§ **Exercise**: Among the records, find the lines that hold the string "Shuffling" and return them.
*** Data supplied ***
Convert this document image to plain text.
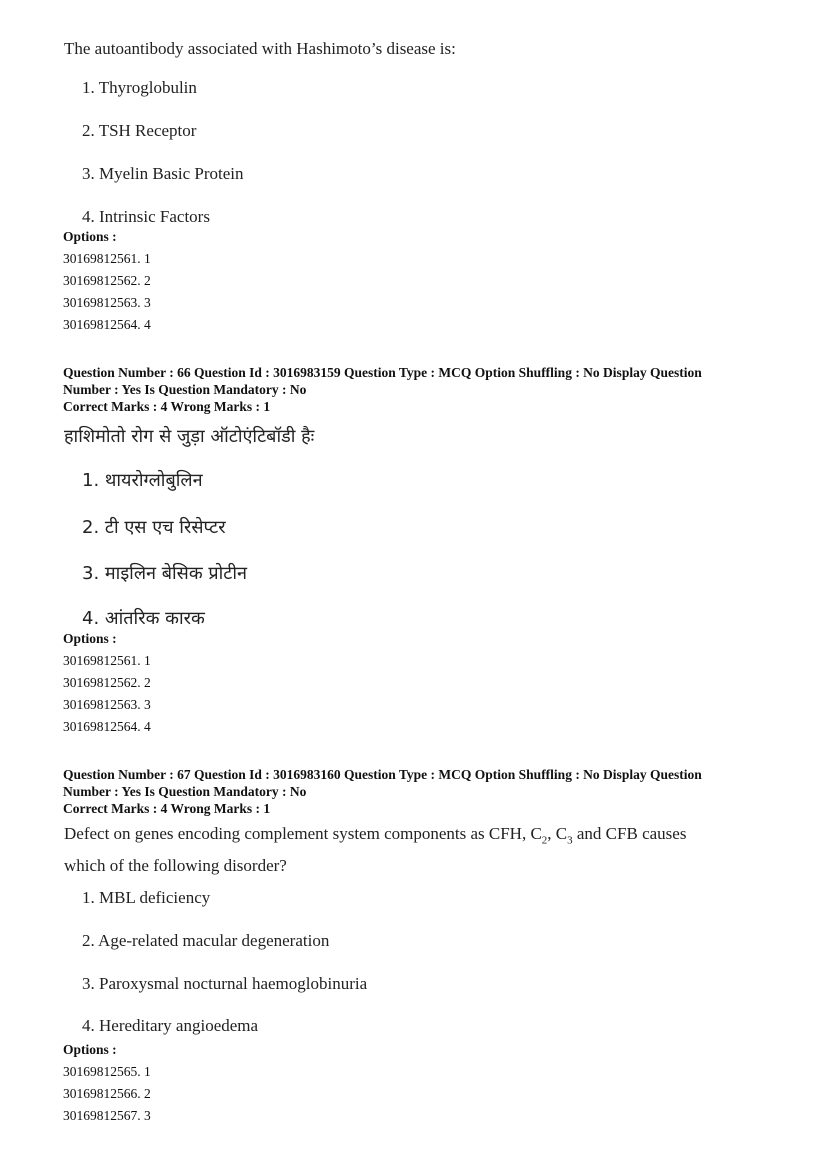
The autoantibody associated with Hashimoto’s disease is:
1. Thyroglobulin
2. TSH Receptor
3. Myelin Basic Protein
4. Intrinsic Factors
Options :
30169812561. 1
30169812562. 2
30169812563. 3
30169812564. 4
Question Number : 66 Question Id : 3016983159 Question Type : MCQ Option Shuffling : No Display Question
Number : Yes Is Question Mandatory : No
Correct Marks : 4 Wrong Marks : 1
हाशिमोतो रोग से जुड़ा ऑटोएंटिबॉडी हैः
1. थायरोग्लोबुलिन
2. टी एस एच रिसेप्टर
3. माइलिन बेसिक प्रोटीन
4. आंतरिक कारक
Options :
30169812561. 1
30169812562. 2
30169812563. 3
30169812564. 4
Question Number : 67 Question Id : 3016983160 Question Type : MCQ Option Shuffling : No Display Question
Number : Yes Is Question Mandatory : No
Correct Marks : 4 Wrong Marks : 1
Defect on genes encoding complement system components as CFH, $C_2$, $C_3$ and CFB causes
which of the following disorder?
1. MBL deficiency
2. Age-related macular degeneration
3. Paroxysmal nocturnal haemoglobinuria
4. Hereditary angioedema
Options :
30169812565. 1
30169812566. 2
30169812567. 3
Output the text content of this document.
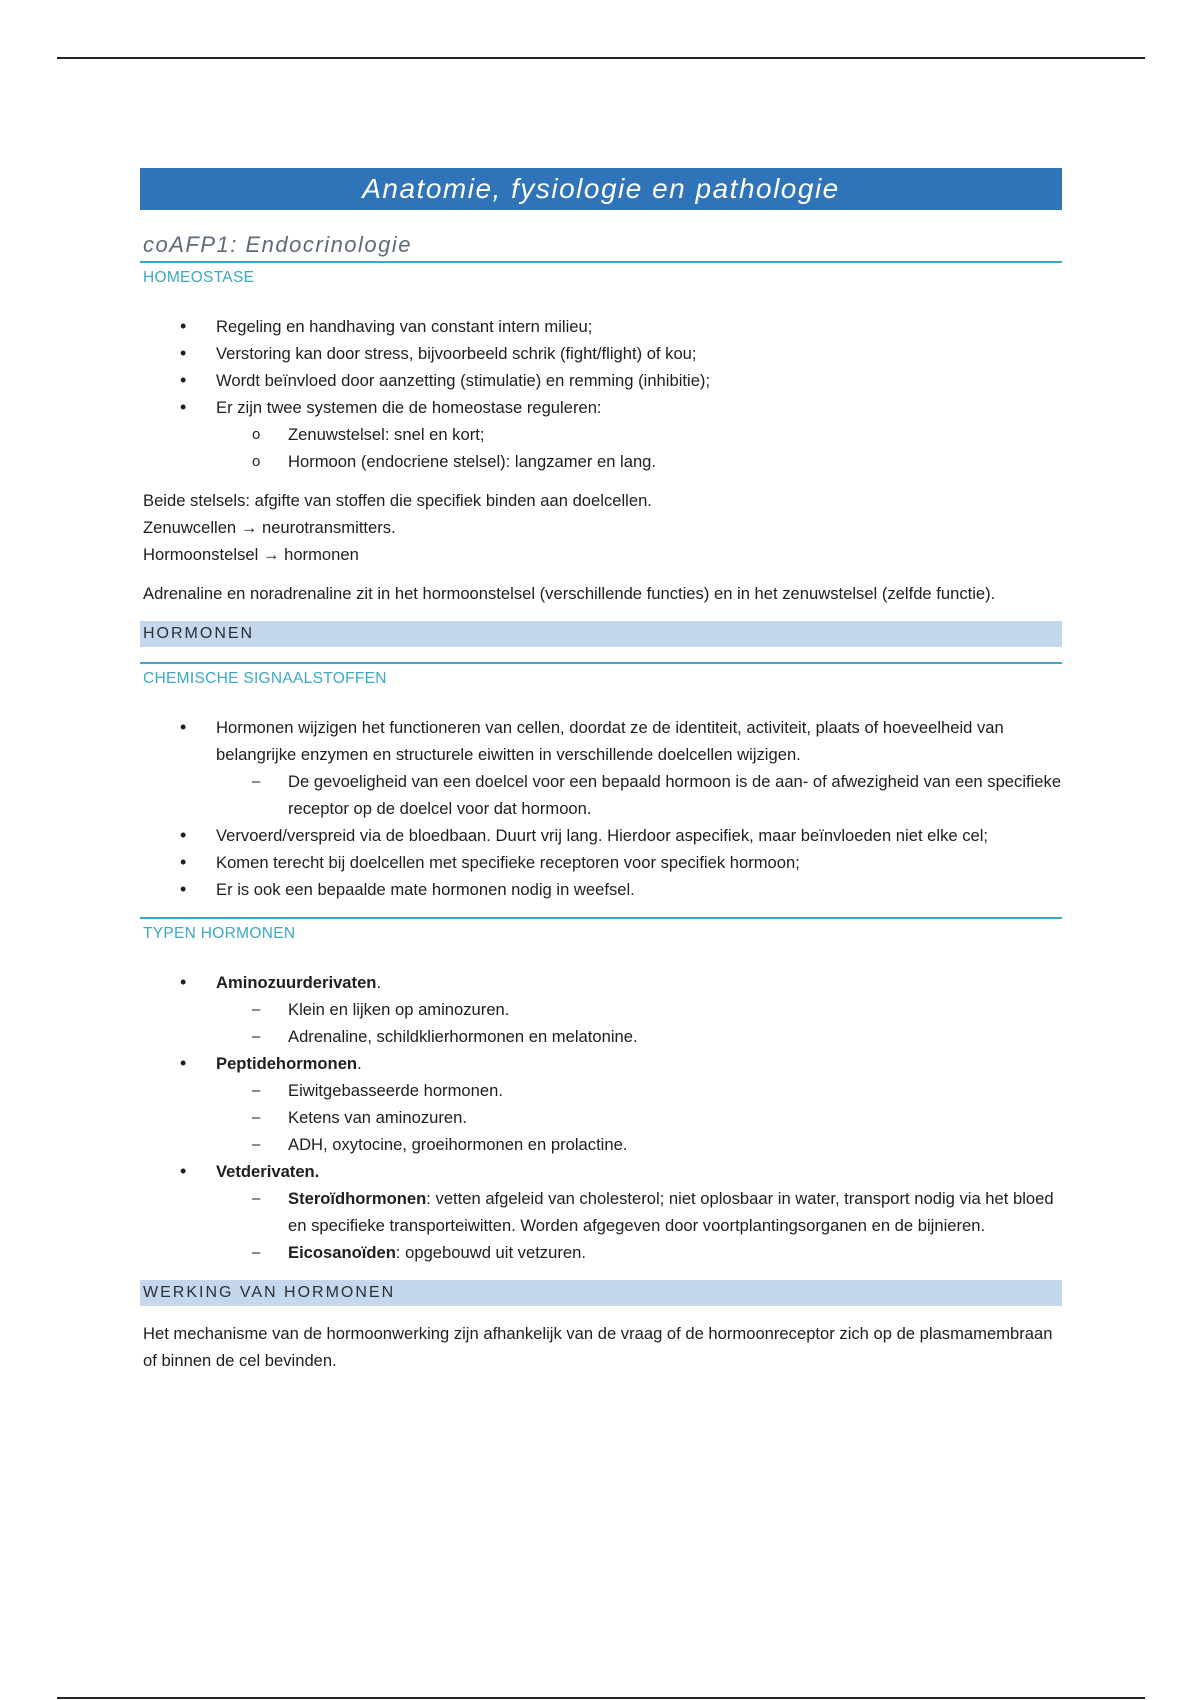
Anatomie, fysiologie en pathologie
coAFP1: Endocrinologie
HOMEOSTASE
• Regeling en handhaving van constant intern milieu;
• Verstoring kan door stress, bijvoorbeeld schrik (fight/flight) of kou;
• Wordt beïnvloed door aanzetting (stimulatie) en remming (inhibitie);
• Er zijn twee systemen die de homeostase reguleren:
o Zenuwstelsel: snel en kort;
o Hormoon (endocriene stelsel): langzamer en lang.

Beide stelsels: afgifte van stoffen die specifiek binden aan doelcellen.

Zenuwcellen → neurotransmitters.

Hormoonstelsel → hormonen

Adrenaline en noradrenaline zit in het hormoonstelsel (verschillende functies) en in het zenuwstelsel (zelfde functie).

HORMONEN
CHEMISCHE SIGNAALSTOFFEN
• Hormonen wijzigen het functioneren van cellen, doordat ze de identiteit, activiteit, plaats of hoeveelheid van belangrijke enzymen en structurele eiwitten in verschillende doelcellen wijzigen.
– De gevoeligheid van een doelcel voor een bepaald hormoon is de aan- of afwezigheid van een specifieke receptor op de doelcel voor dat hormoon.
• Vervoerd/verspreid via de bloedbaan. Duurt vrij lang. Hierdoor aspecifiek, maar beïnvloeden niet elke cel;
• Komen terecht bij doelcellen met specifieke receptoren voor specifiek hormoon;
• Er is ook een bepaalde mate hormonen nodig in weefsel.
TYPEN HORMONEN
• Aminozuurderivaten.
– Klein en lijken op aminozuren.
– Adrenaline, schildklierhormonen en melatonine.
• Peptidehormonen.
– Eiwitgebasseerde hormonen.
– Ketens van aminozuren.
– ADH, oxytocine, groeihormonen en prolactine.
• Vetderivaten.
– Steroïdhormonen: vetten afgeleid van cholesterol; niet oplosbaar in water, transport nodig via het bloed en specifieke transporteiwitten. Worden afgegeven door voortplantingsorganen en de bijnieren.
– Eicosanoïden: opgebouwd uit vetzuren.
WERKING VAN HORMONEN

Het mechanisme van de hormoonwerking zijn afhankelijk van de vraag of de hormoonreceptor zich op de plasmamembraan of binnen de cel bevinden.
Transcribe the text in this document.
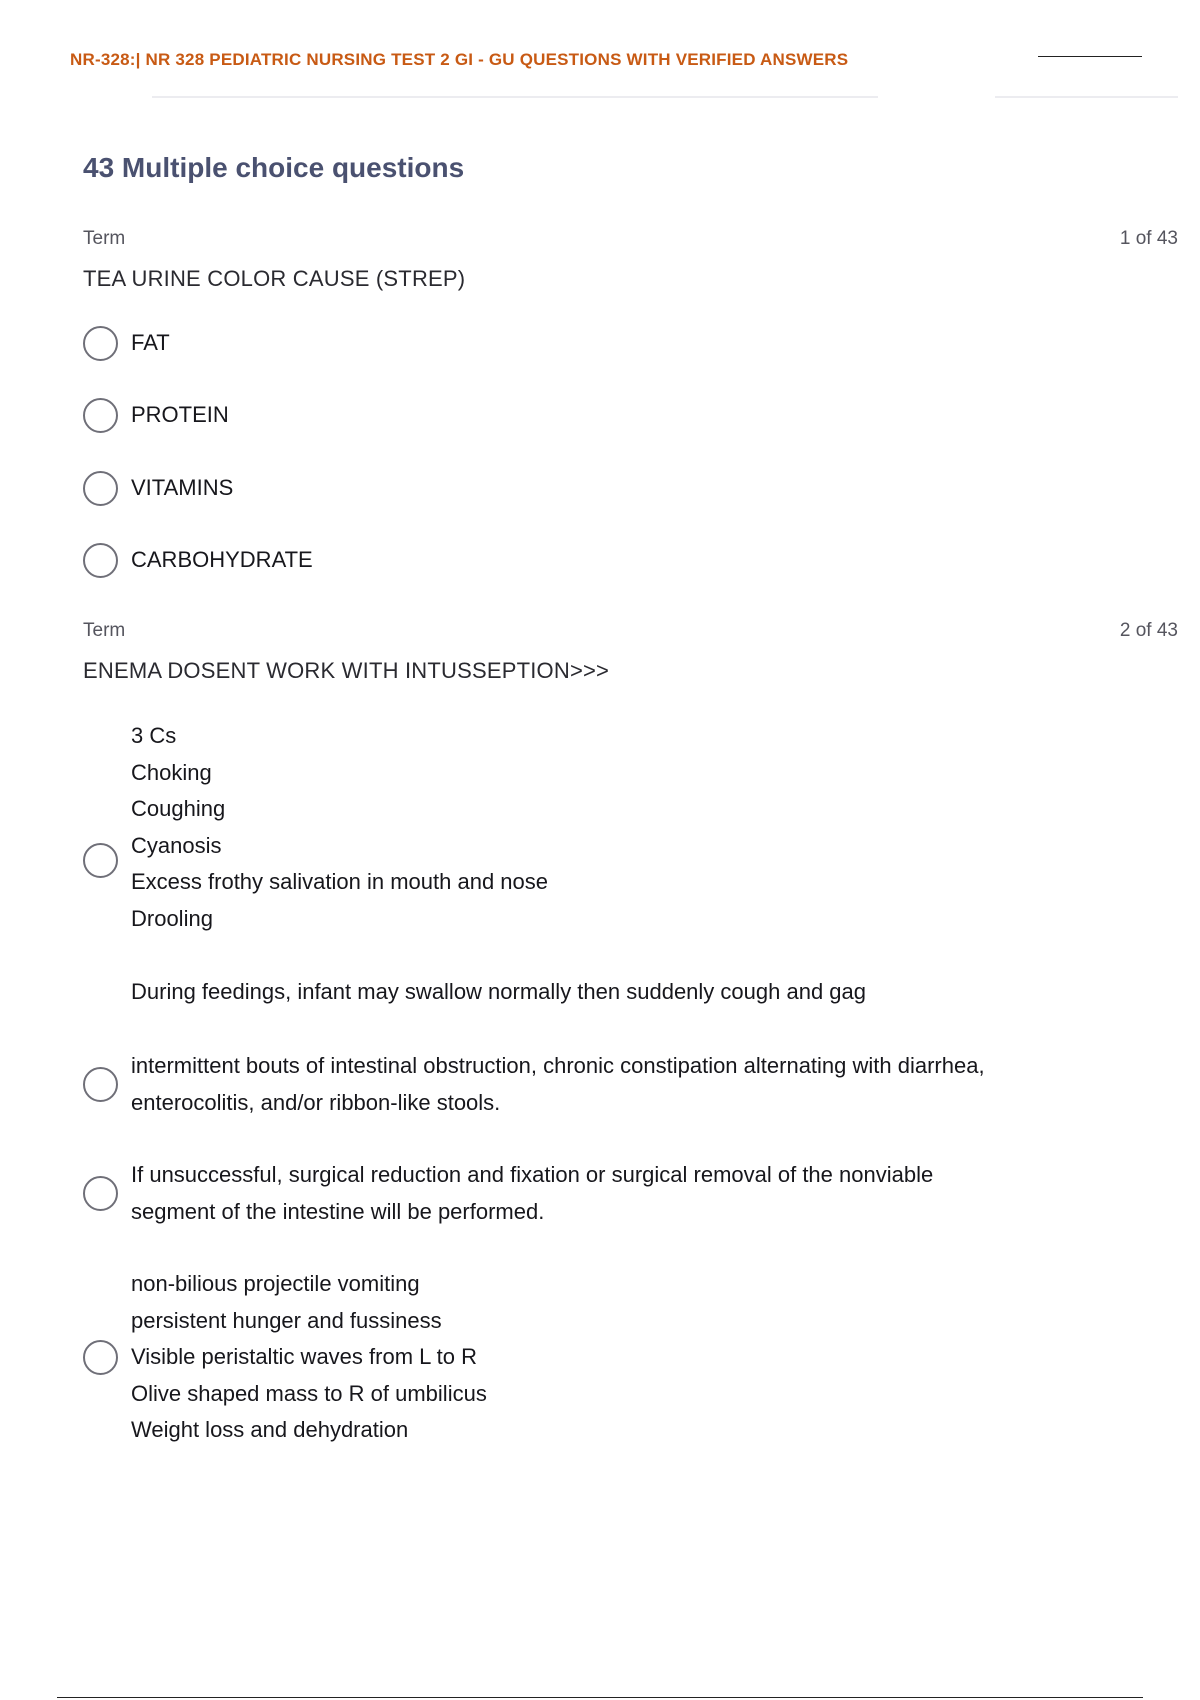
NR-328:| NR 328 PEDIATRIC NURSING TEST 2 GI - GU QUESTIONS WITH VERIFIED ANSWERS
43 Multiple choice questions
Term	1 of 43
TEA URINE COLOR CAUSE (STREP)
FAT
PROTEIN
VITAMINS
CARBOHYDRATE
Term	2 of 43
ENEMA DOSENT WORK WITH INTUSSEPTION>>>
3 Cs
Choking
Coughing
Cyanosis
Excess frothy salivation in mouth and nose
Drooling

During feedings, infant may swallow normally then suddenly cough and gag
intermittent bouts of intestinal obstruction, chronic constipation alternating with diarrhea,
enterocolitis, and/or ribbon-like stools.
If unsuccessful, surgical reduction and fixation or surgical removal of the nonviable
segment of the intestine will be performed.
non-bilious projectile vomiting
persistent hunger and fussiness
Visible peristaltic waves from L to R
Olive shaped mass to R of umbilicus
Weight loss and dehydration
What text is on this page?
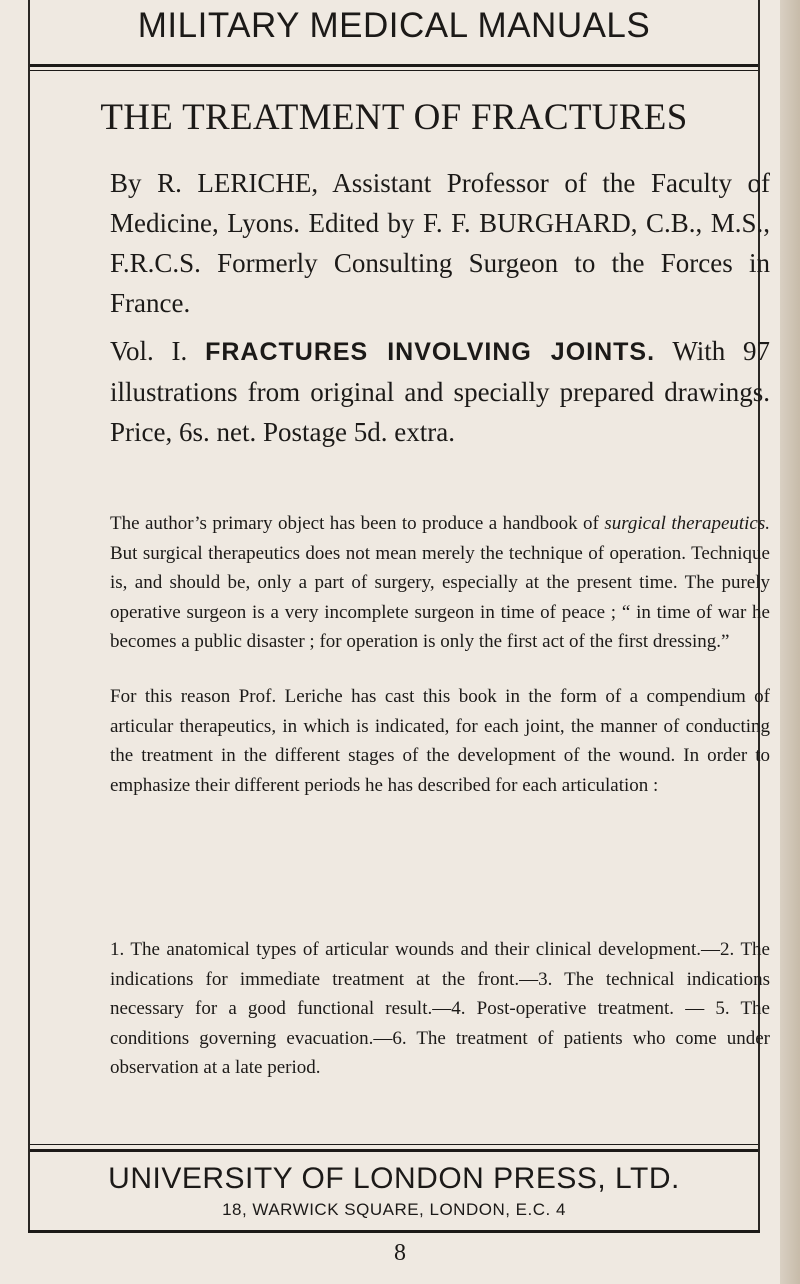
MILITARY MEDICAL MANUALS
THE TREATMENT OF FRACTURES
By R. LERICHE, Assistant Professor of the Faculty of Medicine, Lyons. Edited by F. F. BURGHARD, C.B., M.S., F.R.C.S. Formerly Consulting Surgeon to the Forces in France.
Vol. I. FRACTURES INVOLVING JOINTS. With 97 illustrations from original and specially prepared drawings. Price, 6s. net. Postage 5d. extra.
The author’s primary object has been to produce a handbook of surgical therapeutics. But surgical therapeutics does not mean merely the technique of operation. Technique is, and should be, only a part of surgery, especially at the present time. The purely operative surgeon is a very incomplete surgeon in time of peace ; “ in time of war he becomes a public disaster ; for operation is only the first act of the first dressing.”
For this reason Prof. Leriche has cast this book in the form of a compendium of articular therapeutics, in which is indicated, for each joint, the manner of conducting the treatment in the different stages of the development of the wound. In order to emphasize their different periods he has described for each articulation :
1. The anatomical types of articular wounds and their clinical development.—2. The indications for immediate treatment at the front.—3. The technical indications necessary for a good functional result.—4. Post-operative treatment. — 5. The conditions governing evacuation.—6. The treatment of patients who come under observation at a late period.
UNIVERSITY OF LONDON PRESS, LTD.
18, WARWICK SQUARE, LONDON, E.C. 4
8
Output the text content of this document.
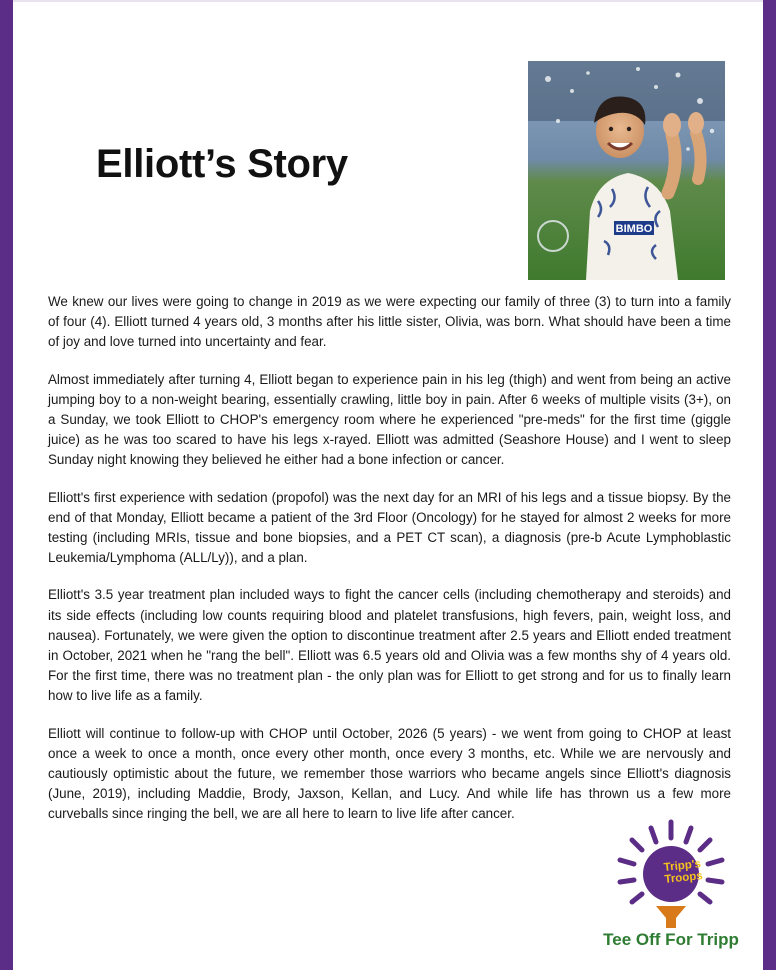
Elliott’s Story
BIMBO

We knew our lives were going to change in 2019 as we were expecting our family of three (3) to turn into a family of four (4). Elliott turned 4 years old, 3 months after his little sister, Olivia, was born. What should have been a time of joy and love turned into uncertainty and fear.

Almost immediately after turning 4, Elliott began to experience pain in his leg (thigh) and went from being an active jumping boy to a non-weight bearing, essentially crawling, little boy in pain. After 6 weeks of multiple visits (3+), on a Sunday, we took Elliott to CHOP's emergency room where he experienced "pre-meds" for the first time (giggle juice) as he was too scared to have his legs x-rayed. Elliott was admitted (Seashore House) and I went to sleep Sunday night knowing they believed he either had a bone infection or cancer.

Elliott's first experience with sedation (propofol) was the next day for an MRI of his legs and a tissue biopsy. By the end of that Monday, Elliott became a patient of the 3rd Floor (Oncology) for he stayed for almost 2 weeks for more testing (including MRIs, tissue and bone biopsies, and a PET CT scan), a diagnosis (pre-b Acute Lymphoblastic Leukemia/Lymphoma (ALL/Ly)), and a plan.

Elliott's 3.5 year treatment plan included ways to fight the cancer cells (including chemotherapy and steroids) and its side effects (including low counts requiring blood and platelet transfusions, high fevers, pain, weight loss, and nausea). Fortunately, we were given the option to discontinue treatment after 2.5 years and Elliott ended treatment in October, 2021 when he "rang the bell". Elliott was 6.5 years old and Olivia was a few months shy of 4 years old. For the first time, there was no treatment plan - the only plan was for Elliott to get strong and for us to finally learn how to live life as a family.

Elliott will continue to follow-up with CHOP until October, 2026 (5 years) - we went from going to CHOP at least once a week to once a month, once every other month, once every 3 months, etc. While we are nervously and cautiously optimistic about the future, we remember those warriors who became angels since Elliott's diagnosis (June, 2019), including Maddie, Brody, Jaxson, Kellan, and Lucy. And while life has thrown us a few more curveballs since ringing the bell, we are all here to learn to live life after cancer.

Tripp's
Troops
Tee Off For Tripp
***
§ **Exercise answer**:
Question Number : 66 Question Id : 3016983159 Question Type : MCQ Option Shuffling : No Display Question
Question Number : 67 Question Id : 3016983160 Question Type : MCQ Option Shuffling : No Display Question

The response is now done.